> **Your objective**
Output a single figure: the number of lines in which the word "業績予想" appears.

Data extracted from a collection
○ ○ ○ ○
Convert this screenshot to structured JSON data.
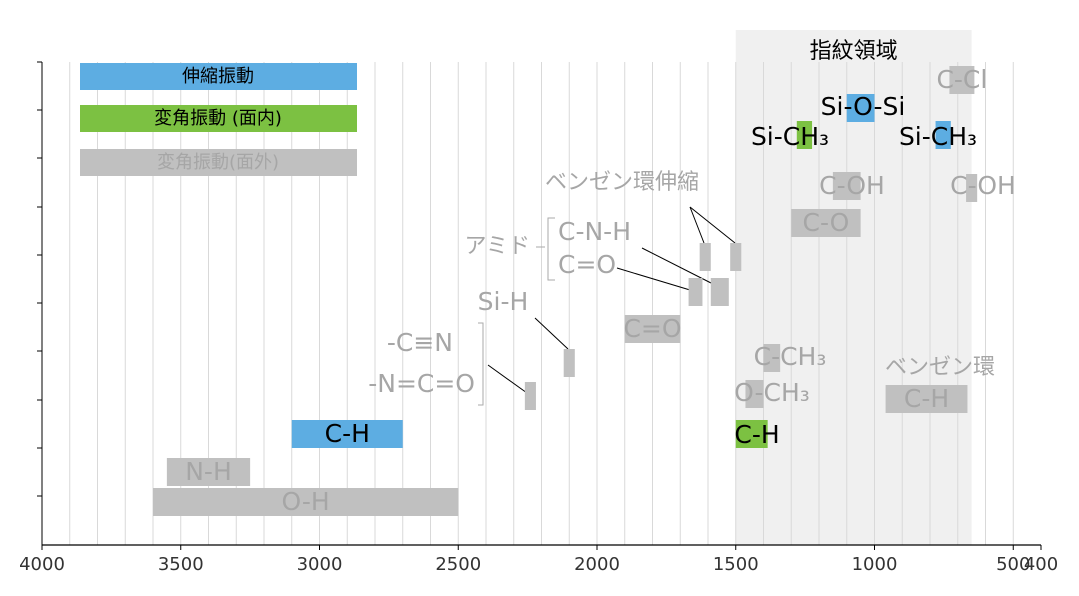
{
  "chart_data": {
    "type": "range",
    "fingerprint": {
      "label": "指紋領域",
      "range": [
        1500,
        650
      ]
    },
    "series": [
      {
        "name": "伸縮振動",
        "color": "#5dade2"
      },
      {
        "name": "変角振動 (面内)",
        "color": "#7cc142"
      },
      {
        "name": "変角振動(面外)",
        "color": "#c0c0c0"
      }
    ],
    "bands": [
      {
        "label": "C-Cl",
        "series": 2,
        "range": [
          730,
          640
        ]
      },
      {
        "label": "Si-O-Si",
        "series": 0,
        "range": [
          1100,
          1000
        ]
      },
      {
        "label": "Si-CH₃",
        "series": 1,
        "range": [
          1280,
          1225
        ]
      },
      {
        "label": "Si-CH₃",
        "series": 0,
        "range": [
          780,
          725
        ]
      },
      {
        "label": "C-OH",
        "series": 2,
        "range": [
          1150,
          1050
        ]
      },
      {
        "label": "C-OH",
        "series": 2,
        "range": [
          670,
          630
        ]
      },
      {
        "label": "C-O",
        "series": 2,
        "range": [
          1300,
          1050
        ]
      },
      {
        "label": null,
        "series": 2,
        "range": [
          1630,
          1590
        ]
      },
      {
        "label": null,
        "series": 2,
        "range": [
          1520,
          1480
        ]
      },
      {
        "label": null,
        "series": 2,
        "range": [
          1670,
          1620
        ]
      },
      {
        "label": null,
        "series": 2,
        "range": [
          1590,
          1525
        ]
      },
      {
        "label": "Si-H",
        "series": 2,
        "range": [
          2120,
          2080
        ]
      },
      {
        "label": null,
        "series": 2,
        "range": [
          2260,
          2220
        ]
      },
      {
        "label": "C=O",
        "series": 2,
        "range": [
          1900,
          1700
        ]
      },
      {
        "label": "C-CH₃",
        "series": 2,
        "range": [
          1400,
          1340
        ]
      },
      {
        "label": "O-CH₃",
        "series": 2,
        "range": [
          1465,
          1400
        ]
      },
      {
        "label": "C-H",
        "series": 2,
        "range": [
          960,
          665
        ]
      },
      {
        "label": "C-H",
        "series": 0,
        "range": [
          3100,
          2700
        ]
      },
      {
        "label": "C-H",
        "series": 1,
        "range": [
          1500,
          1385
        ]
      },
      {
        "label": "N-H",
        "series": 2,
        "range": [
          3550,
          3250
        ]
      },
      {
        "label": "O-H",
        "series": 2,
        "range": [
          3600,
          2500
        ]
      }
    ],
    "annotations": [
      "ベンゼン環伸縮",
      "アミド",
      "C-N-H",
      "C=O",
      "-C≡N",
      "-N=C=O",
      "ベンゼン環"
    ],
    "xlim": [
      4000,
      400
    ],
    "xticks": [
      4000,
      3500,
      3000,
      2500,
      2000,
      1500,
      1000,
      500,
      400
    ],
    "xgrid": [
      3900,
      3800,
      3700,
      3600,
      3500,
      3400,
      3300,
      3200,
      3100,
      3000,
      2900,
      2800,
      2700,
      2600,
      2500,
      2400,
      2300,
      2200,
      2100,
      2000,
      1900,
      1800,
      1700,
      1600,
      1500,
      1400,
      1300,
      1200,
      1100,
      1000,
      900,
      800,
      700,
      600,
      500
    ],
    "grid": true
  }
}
○ ○ ○ ○
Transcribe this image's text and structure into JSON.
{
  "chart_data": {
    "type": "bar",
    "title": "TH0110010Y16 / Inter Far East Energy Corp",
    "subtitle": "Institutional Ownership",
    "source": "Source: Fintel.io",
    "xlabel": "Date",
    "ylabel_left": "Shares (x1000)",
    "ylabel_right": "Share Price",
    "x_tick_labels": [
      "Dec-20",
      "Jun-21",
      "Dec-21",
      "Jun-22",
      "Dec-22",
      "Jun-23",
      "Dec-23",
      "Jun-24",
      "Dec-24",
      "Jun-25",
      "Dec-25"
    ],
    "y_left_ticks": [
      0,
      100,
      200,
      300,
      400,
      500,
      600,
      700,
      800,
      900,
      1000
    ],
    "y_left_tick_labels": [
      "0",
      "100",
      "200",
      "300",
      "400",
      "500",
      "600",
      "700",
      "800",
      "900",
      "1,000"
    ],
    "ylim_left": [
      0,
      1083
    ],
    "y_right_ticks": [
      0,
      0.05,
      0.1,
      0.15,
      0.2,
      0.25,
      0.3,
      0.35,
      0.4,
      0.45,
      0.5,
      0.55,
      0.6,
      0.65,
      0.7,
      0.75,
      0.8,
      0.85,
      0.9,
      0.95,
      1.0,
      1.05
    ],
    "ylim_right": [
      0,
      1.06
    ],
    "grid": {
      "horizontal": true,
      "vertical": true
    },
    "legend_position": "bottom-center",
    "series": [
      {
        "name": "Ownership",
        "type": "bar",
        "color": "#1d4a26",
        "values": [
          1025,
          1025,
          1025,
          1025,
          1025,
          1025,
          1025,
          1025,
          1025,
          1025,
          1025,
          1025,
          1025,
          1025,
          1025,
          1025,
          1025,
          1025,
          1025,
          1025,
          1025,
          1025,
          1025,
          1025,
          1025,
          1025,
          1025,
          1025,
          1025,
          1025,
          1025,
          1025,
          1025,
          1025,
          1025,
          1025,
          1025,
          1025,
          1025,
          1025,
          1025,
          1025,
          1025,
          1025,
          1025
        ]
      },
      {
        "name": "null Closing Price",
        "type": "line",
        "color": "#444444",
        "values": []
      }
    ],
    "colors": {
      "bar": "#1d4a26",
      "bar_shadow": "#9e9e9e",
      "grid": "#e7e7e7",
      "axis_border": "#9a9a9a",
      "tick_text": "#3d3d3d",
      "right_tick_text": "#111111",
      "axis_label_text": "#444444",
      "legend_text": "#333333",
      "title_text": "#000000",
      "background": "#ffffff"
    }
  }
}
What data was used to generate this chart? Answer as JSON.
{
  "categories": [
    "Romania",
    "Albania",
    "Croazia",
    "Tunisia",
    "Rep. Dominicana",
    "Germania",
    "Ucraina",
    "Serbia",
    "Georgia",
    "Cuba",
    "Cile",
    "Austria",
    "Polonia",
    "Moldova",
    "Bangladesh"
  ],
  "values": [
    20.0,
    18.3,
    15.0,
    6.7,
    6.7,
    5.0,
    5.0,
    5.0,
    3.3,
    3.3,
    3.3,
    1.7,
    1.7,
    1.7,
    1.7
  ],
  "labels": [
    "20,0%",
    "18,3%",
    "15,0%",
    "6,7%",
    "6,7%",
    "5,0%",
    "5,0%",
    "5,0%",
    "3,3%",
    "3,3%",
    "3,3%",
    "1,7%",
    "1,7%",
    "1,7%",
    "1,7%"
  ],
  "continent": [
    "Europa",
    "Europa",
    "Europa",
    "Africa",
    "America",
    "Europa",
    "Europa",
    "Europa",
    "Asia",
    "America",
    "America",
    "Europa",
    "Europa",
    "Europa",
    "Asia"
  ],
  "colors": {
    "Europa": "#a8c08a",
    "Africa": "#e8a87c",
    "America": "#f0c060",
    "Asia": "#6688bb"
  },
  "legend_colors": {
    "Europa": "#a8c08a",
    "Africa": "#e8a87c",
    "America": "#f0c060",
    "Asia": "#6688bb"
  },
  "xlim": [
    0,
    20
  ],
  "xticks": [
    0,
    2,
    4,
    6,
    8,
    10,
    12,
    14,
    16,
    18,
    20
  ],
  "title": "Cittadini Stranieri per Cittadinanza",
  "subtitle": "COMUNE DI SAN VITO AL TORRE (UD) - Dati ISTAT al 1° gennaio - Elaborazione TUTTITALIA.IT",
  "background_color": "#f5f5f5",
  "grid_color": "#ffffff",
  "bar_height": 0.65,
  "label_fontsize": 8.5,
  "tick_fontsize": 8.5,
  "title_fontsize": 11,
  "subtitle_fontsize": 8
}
○ ○ ○ ○
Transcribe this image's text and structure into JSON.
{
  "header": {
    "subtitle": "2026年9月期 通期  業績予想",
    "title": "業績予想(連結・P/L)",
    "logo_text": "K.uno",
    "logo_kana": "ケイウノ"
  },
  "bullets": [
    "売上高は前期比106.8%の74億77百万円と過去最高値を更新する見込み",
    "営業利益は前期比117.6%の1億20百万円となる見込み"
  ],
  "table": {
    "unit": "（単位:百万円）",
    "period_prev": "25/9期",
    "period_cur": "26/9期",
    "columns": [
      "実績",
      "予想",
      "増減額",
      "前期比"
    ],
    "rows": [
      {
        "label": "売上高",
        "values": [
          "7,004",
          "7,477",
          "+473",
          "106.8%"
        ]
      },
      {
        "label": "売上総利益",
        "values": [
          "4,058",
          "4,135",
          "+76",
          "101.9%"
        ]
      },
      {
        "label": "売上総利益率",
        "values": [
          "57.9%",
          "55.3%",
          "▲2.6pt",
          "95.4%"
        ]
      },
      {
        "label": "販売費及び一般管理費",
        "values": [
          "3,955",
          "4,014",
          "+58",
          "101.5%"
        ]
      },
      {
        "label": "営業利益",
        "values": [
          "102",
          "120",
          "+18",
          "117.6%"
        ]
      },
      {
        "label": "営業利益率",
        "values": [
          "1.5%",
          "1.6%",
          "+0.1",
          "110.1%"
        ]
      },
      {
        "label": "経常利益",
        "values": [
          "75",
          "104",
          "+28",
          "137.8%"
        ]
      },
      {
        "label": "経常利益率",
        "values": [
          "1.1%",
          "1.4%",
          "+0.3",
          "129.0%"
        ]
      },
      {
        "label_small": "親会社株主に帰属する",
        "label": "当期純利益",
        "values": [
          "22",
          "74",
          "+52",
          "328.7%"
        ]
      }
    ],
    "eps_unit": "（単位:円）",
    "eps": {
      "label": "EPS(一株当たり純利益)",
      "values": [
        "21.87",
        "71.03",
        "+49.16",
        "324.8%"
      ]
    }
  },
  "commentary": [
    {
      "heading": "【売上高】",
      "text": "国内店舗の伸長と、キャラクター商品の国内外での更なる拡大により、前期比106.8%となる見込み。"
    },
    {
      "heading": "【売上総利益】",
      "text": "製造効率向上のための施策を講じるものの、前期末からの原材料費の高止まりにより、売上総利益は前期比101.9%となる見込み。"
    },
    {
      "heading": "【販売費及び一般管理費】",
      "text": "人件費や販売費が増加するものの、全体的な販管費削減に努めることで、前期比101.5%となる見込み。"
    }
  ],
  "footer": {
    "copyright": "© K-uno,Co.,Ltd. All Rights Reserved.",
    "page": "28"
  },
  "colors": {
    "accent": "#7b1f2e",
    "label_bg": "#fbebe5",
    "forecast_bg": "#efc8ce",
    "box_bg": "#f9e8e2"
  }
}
○ ○ ○ ○
> **Full response**
2